The original disclosure statement for the Construction Contracts (Retention Money) Amendment Bill, dated 13 May 2021, can be found at this link: http://disclosure.legislation.govt.nz/bill/government/2021/45.

This supplementary disclosure statement was prepared by the Ministry of Business, Innovation and Employment (MBIE).

MBIE certifies that, to the best of its knowledge and understanding, the information provided is complete and accurate at the date of finalisation below.

Finalised on 1 August 2022.

 

The Main Areas of Change to the Original Disclosures

This is a supplementary disclosure statement for the Construction Contracts (Retention Money) Amendment Bill. 

A supplementary disclosure statement supplements the original disclosure statement for the Bill by reporting the additions and changes that would need to be made to the original disclosure statement to accurately reflect the Bill with the proposed government amendments incorporated. 

Where the Bill now also incorporates changes made by a select committee of the House, the supplementary disclosure statement will note these if relevant but will not explain them further.

> _Listed entries_:
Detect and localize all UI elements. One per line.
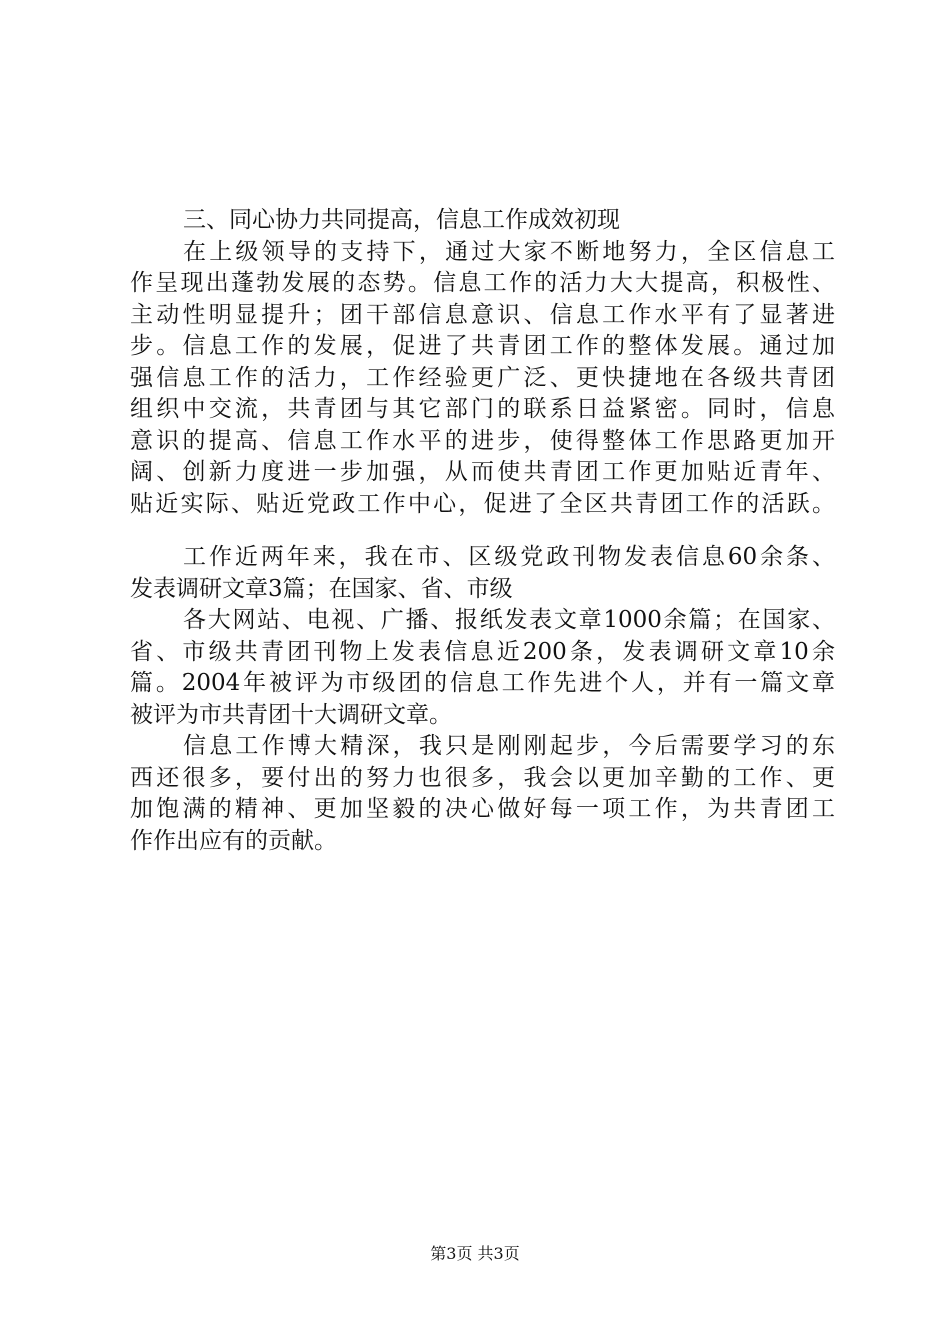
paragraph-line: 被评为市共青团十大调研文章。	[130, 701, 452, 728]
paragraph-line: 作呈现出蓬勃发展的态势。信息工作的活力大大提高，积极性、	[130, 270, 835, 296]
page-number: 第3页 共3页	[430, 1244, 520, 1263]
document-body	[130, 205, 835, 857]
paragraph-line: 作作出应有的贡献。	[130, 827, 337, 854]
paragraph-line: 步。信息工作的发展，促进了共青团工作的整体发展。通过加	[130, 333, 835, 359]
paragraph-line: 主动性明显提升；团干部信息意识、信息工作水平有了显著进	[130, 301, 835, 328]
paragraph-line: 省、市级共青团刊物上发表信息近200条，发表调研文章10余	[130, 638, 835, 665]
paragraph-line: 组织中交流，共青团与其它部门的联系日益紧密。同时，信息	[130, 396, 835, 422]
paragraph-line: 西还很多，要付出的努力也很多，我会以更加辛勤的工作、更	[130, 764, 835, 791]
paragraph-line: 加饱满的精神、更加坚毅的决心做好每一项工作，为共青团工	[130, 796, 835, 822]
paragraph-line: 信息工作博大精深，我只是刚刚起步，今后需要学习的东	[183, 733, 835, 759]
paragraph-line: 在上级领导的支持下，通过大家不断地努力，全区信息工	[183, 238, 835, 265]
paragraph-line: 工作近两年来，我在市、区级党政刊物发表信息60余条、	[183, 544, 835, 570]
paragraph-line: 阔、创新力度进一步加强，从而使共青团工作更加贴近青年、	[130, 459, 835, 485]
section-heading: 三、同心协力共同提高，信息工作成效初现	[183, 207, 620, 233]
paragraph-line: 贴近实际、贴近党政工作中心，促进了全区共青团工作的活跃。	[130, 490, 835, 517]
paragraph-gap	[130, 520, 835, 542]
paragraph-line: 意识的提高、信息工作水平的进步，使得整体工作思路更加开	[130, 427, 835, 454]
paragraph-line: 强信息工作的活力，工作经验更广泛、更快捷地在各级共青团	[130, 364, 835, 391]
paragraph-line: 各大网站、电视、广播、报纸发表文章1000余篇；在国家、	[183, 607, 835, 633]
paragraph-line: 发表调研文章3篇；在国家、省、市级	[130, 575, 513, 602]
paragraph-line: 篇。2004年被评为市级团的信息工作先进个人，并有一篇文章	[130, 670, 835, 696]
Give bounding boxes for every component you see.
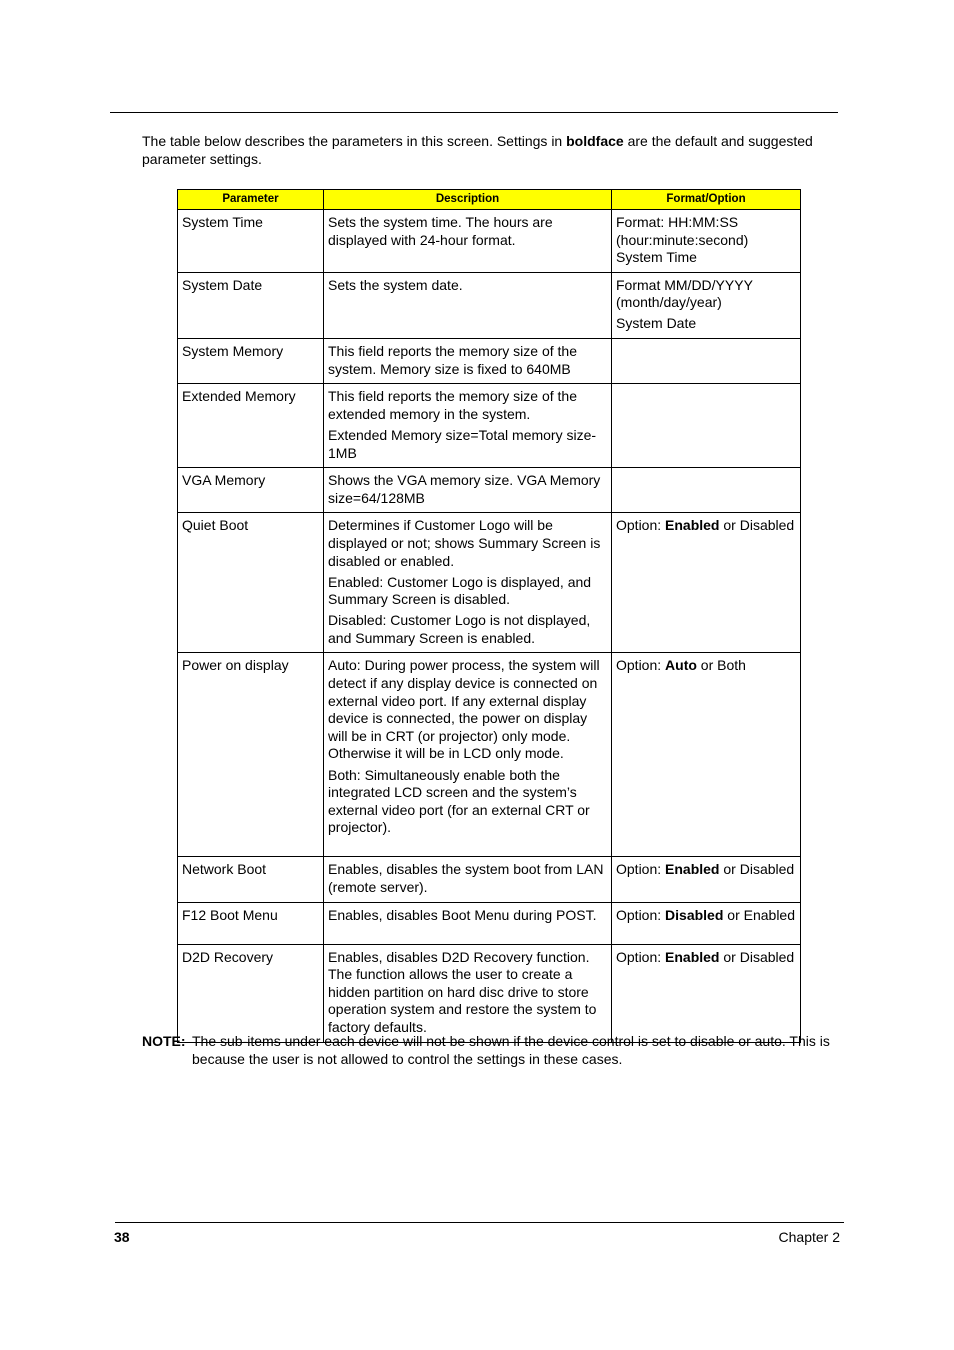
header-format-option: Format/Option [612,190,801,210]
format-text: Format MM/DD/YYYY (month/day/year) [616,276,753,311]
parameter-cell: D2D Recovery [178,944,324,1042]
page-number: 38 [114,1229,130,1245]
intro-boldface: boldface [566,133,624,149]
parameter-cell: Network Boot [178,857,324,902]
format-text: or Disabled [719,517,795,534]
description-paragraph: Determines if Customer Logo will be displayed or not; shows Summary Screen is disabled or enabled. [328,517,601,569]
description-paragraph: This field reports the memory size of the extended memory in the system. [328,388,577,422]
format-option-cell [612,944,801,1042]
default-option: Auto [665,657,697,674]
format-text: Option: [616,517,666,534]
format-paragraph [616,517,796,535]
format-text: or Disabled [719,948,795,965]
description-cell [324,944,612,1042]
description-paragraph: Both: Simultaneously enable both the integrated LCD screen and the system’s external video port (for an external CRT or projector). [328,766,590,836]
parameter-cell: Power on display [178,653,324,857]
format-paragraph [616,214,796,267]
description-paragraph: Shows the VGA memory size. VGA Memory size=64/128MB [328,472,601,506]
description-paragraph: Enables, disables Boot Menu during POST. [328,906,597,923]
format-option-cell [612,468,801,513]
description-cell [324,272,612,338]
table-row [178,944,801,1042]
format-option-cell [612,653,801,857]
parameter-cell: Extended Memory [178,384,324,468]
table-row [178,468,801,513]
format-option-cell [612,272,801,338]
description-cell [324,857,612,902]
chapter-label: Chapter 2 [778,1229,840,1245]
format-option-cell [612,339,801,384]
table-header-row [178,190,801,210]
description-paragraph: Enables, disables the system boot from LAN (remote server). [328,861,604,896]
table-body [178,210,801,1043]
format-text: or Enabled [723,906,795,923]
footer-rule [115,1222,844,1223]
parameter-cell: F12 Boot Menu [178,902,324,944]
format-text: or Both [696,657,746,674]
format-option-cell [612,902,801,944]
header-rule [110,112,838,113]
parameter-cell: System Memory [178,339,324,384]
description-paragraph: Auto: During power process, the system will detect if any display device is connected on external video port. If any external display device is connected, the power on display will be in CRT (or projector) only mode. Otherwise it will be in LCD only mode. [328,657,600,762]
format-paragraph [616,315,796,333]
format-text: System Date [616,315,697,332]
format-text: Option: [616,906,666,923]
table-row [178,384,801,468]
description-cell [324,339,612,384]
parameter-table [177,189,801,1043]
format-paragraph [616,657,796,675]
description-paragraph: Enabled: Customer Logo is displayed, and Summary Screen is disabled. [328,573,592,608]
table-row [178,210,801,273]
format-paragraph [616,949,796,967]
format-paragraph [616,861,796,879]
note-label: NOTE: [142,1033,186,1049]
default-option: Enabled [665,861,720,878]
table-row [178,339,801,384]
table-row [178,857,801,902]
description-cell [324,653,612,857]
note-text: The sub-items under each device will not be shown if the device control is set to disable or auto. This is because the user is not allowed to control the settings in these cases. [192,1033,830,1067]
description-paragraph: Disabled: Customer Logo is not displayed, and Summary Screen is enabled. [328,612,591,646]
default-option: Enabled [665,517,720,534]
header-description: Description [324,190,612,210]
description-paragraph: Sets the system date. [328,276,463,293]
format-text: Format: HH:MM:SS (hour:minute:second) System Time [616,214,749,266]
format-text: Option: [616,948,666,965]
description-cell [324,210,612,273]
parameter-cell: Quiet Boot [178,513,324,653]
description-cell [324,902,612,944]
default-option: Disabled [665,906,724,923]
format-option-cell [612,210,801,273]
format-text: Option: [616,657,666,674]
format-paragraph [616,907,796,925]
table-row [178,513,801,653]
description-paragraph: Enables, disables D2D Recovery function. The function allows the user to create a hidden partition on hard disc drive to store operation system and restore the system to factory defaults. [328,948,597,1036]
format-option-cell [612,513,801,653]
format-option-cell [612,857,801,902]
format-option-cell [612,384,801,468]
table-row [178,272,801,338]
intro-paragraph: The table below describes the parameters in this screen. Settings in boldface are the default and suggested parameter settings. [142,133,813,167]
description-cell [324,513,612,653]
description-paragraph: Sets the system time. The hours are displayed with 24-hour format. [328,214,553,248]
description-paragraph: Extended Memory size=Total memory size-1MB [328,426,597,461]
description-paragraph: This field reports the memory size of the system. Memory size is fixed to 640MB [328,343,577,377]
description-cell [324,468,612,513]
format-text: or Disabled [719,861,795,878]
format-text: Option: [616,861,666,878]
format-paragraph [616,277,796,312]
parameter-cell: System Date [178,272,324,338]
default-option: Enabled [665,948,720,965]
table-row [178,902,801,944]
table-row [178,653,801,857]
header-parameter: Parameter [178,190,324,210]
parameter-cell: System Time [178,210,324,273]
description-cell [324,384,612,468]
parameter-cell: VGA Memory [178,468,324,513]
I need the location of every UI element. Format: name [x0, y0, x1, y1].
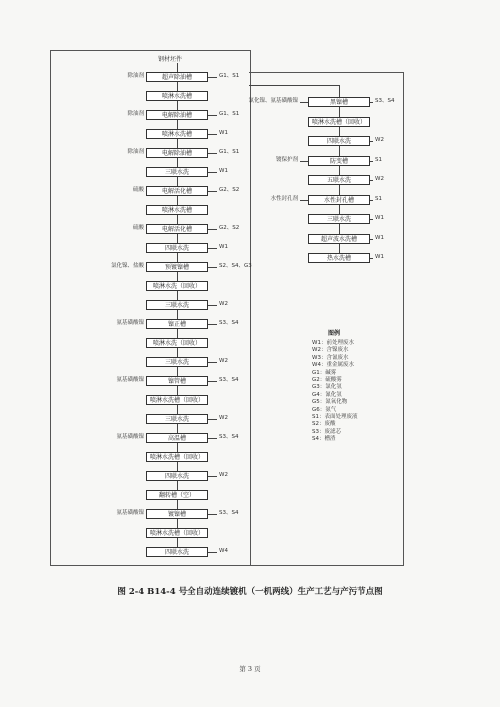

> _What is expected_: In the disclosure statement text, on what date was the supplementary disclosure statement finalized?

> _Final result_: 1 August 2022